Dataset excerpt:
■ ■ ■

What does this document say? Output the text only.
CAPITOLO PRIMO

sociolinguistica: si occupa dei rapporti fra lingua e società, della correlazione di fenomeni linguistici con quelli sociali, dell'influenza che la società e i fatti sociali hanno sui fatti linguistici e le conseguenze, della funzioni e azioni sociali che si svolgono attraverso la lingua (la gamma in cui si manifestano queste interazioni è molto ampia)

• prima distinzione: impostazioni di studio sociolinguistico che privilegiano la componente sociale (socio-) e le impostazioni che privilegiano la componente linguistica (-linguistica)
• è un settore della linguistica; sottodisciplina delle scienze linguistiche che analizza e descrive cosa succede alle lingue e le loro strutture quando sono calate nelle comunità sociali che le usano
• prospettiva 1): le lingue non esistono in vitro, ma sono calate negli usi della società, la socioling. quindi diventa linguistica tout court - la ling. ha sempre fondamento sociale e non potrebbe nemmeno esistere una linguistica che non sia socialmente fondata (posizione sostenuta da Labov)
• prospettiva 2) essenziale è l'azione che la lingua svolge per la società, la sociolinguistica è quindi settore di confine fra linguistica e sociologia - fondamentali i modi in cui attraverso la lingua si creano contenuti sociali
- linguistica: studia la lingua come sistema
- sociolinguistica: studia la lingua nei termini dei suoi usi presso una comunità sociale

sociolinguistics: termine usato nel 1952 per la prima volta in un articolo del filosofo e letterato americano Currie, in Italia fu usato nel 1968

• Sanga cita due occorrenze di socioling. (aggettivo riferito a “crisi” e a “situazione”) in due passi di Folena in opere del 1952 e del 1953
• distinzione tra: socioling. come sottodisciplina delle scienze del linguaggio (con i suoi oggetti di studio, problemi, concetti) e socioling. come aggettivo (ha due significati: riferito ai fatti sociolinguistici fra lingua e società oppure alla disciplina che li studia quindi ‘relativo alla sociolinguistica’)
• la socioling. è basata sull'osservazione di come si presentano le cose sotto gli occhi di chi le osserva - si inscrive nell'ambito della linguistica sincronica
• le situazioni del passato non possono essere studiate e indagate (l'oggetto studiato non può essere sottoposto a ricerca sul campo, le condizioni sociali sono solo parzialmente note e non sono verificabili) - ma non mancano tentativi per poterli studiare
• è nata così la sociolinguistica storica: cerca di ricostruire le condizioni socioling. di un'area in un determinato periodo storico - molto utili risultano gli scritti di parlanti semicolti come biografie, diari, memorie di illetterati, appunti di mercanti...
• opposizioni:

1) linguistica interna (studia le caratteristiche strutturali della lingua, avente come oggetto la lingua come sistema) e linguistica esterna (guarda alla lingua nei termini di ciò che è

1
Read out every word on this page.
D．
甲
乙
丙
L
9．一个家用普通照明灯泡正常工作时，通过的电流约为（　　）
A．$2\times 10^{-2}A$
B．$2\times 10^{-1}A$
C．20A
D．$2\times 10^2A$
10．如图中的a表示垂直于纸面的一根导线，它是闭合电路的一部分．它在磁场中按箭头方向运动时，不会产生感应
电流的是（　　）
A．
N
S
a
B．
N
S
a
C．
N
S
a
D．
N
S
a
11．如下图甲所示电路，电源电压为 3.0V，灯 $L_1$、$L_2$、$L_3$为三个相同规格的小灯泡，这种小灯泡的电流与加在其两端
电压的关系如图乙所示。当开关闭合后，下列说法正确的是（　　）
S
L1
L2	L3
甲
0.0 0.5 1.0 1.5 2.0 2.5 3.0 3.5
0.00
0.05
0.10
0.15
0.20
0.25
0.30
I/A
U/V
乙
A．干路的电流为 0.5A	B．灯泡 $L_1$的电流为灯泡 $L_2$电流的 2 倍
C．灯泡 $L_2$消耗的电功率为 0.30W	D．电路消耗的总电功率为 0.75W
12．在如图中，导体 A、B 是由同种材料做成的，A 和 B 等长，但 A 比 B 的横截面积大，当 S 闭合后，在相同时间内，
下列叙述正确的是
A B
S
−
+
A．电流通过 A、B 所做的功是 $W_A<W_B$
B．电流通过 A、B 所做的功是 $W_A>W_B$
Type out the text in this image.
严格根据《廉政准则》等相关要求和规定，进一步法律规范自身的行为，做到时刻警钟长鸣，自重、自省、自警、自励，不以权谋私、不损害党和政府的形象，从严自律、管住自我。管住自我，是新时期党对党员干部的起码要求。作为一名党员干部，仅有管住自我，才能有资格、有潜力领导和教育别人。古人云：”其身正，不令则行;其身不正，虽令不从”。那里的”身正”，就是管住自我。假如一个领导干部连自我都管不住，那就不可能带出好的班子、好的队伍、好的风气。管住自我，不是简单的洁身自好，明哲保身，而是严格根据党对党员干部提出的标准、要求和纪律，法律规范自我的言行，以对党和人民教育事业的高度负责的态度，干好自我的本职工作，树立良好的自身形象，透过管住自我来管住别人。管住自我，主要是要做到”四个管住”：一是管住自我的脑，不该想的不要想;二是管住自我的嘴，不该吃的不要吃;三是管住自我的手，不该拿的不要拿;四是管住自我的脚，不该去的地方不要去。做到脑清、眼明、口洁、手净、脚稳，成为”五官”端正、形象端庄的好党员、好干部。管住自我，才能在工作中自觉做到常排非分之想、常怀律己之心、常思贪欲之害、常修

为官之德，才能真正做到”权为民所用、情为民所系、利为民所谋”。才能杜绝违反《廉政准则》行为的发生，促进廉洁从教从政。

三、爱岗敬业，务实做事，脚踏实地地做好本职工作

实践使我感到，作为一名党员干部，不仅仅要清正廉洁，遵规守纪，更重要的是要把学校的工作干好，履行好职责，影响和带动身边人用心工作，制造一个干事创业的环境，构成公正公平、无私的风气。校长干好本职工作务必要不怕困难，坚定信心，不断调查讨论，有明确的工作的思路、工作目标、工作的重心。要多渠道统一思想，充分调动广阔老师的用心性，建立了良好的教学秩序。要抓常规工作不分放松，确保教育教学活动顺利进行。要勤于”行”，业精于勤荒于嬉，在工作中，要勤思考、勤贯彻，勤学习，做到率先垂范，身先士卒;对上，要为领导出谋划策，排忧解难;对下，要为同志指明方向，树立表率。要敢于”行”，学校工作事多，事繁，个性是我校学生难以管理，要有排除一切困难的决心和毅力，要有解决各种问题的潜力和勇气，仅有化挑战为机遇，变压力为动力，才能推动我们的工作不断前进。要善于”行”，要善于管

■ ■ ■

__WORK TO BE COMPLETED__: Restate all of the entries above precisely.

__PROBLEM SOLUTION__:
What does this document say? Output the text only.
CAPITOLO PRIMO

sociolinguistica: si occupa dei rapporti fra lingua e società, della correlazione di fenomeni linguistici con quelli sociali, dell'influenza che la società e i fatti sociali hanno sui fatti linguistici e le conseguenze, della funzioni e azioni sociali che si svolgono attraverso la lingua (la gamma in cui si manifestano queste interazioni è molto ampia)

• prima distinzione: impostazioni di studio sociolinguistico che privilegiano la componente sociale (socio-) e le impostazioni che privilegiano la componente linguistica (-linguistica)
• è un settore della linguistica; sottodisciplina delle scienze linguistiche che analizza e descrive cosa succede alle lingue e le loro strutture quando sono calate nelle comunità sociali che le usano
• prospettiva 1): le lingue non esistono in vitro, ma sono calate negli usi della società, la socioling. quindi diventa linguistica tout court - la ling. ha sempre fondamento sociale e non potrebbe nemmeno esistere una linguistica che non sia socialmente fondata (posizione sostenuta da Labov)
• prospettiva 2) essenziale è l'azione che la lingua svolge per la società, la sociolinguistica è quindi settore di confine fra linguistica e sociologia - fondamentali i modi in cui attraverso la lingua si creano contenuti sociali
- linguistica: studia la lingua come sistema
- sociolinguistica: studia la lingua nei termini dei suoi usi presso una comunità sociale

sociolinguistics: termine usato nel 1952 per la prima volta in un articolo del filosofo e letterato americano Currie, in Italia fu usato nel 1968

• Sanga cita due occorrenze di socioling. (aggettivo riferito a “crisi” e a “situazione”) in due passi di Folena in opere del 1952 e del 1953
• distinzione tra: socioling. come sottodisciplina delle scienze del linguaggio (con i suoi oggetti di studio, problemi, concetti) e socioling. come aggettivo (ha due significati: riferito ai fatti sociolinguistici fra lingua e società oppure alla disciplina che li studia quindi ‘relativo alla sociolinguistica’)
• la socioling. è basata sull'osservazione di come si presentano le cose sotto gli occhi di chi le osserva - si inscrive nell'ambito della linguistica sincronica
• le situazioni del passato non possono essere studiate e indagate (l'oggetto studiato non può essere sottoposto a ricerca sul campo, le condizioni sociali sono solo parzialmente note e non sono verificabili) - ma non mancano tentativi per poterli studiare
• è nata così la sociolinguistica storica: cerca di ricostruire le condizioni socioling. di un'area in un determinato periodo storico - molto utili risultano gli scritti di parlanti semicolti come biografie, diari, memorie di illetterati, appunti di mercanti...
• opposizioni:

1) linguistica interna (studia le caratteristiche strutturali della lingua, avente come oggetto la lingua come sistema) e linguistica esterna (guarda alla lingua nei termini di ciò che è

1
Read out every word on this page.
D．
甲
乙
丙
L
9．一个家用普通照明灯泡正常工作时，通过的电流约为（　　）
A．$2\times 10^{-2}A$
B．$2\times 10^{-1}A$
C．20A
D．$2\times 10^2A$
10．如图中的a表示垂直于纸面的一根导线，它是闭合电路的一部分．它在磁场中按箭头方向运动时，不会产生感应
电流的是（　　）
A．
N
S
a
B．
N
S
a
C．
N
S
a
D．
N
S
a
11．如下图甲所示电路，电源电压为 3.0V，灯 $L_1$、$L_2$、$L_3$为三个相同规格的小灯泡，这种小灯泡的电流与加在其两端
电压的关系如图乙所示。当开关闭合后，下列说法正确的是（　　）
S
L1
L2	L3
甲
0.0 0.5 1.0 1.5 2.0 2.5 3.0 3.5
0.00
0.05
0.10
0.15
0.20
0.25
0.30
I/A
U/V
乙
A．干路的电流为 0.5A	B．灯泡 $L_1$的电流为灯泡 $L_2$电流的 2 倍
C．灯泡 $L_2$消耗的电功率为 0.30W	D．电路消耗的总电功率为 0.75W
12．在如图中，导体 A、B 是由同种材料做成的，A 和 B 等长，但 A 比 B 的横截面积大，当 S 闭合后，在相同时间内，
下列叙述正确的是
A B
S
−
+
A．电流通过 A、B 所做的功是 $W_A<W_B$
B．电流通过 A、B 所做的功是 $W_A>W_B$
Type out the text in this image.
严格根据《廉政准则》等相关要求和规定，进一步法律规范自身的行为，做到时刻警钟长鸣，自重、自省、自警、自励，不以权谋私、不损害党和政府的形象，从严自律、管住自我。管住自我，是新时期党对党员干部的起码要求。作为一名党员干部，仅有管住自我，才能有资格、有潜力领导和教育别人。古人云：”其身正，不令则行;其身不正，虽令不从”。那里的”身正”，就是管住自我。假如一个领导干部连自我都管不住，那就不可能带出好的班子、好的队伍、好的风气。管住自我，不是简单的洁身自好，明哲保身，而是严格根据党对党员干部提出的标准、要求和纪律，法律规范自我的言行，以对党和人民教育事业的高度负责的态度，干好自我的本职工作，树立良好的自身形象，透过管住自我来管住别人。管住自我，主要是要做到”四个管住”：一是管住自我的脑，不该想的不要想;二是管住自我的嘴，不该吃的不要吃;三是管住自我的手，不该拿的不要拿;四是管住自我的脚，不该去的地方不要去。做到脑清、眼明、口洁、手净、脚稳，成为”五官”端正、形象端庄的好党员、好干部。管住自我，才能在工作中自觉做到常排非分之想、常怀律己之心、常思贪欲之害、常修

为官之德，才能真正做到”权为民所用、情为民所系、利为民所谋”。才能杜绝违反《廉政准则》行为的发生，促进廉洁从教从政。

三、爱岗敬业，务实做事，脚踏实地地做好本职工作

实践使我感到，作为一名党员干部，不仅仅要清正廉洁，遵规守纪，更重要的是要把学校的工作干好，履行好职责，影响和带动身边人用心工作，制造一个干事创业的环境，构成公正公平、无私的风气。校长干好本职工作务必要不怕困难，坚定信心，不断调查讨论，有明确的工作的思路、工作目标、工作的重心。要多渠道统一思想，充分调动广阔老师的用心性，建立了良好的教学秩序。要抓常规工作不分放松，确保教育教学活动顺利进行。要勤于”行”，业精于勤荒于嬉，在工作中，要勤思考、勤贯彻，勤学习，做到率先垂范，身先士卒;对上，要为领导出谋划策，排忧解难;对下，要为同志指明方向，树立表率。要敢于”行”，学校工作事多，事繁，个性是我校学生难以管理，要有排除一切困难的决心和毅力，要有解决各种问题的潜力和勇气，仅有化挑战为机遇，变压力为动力，才能推动我们的工作不断前进。要善于”行”，要善于管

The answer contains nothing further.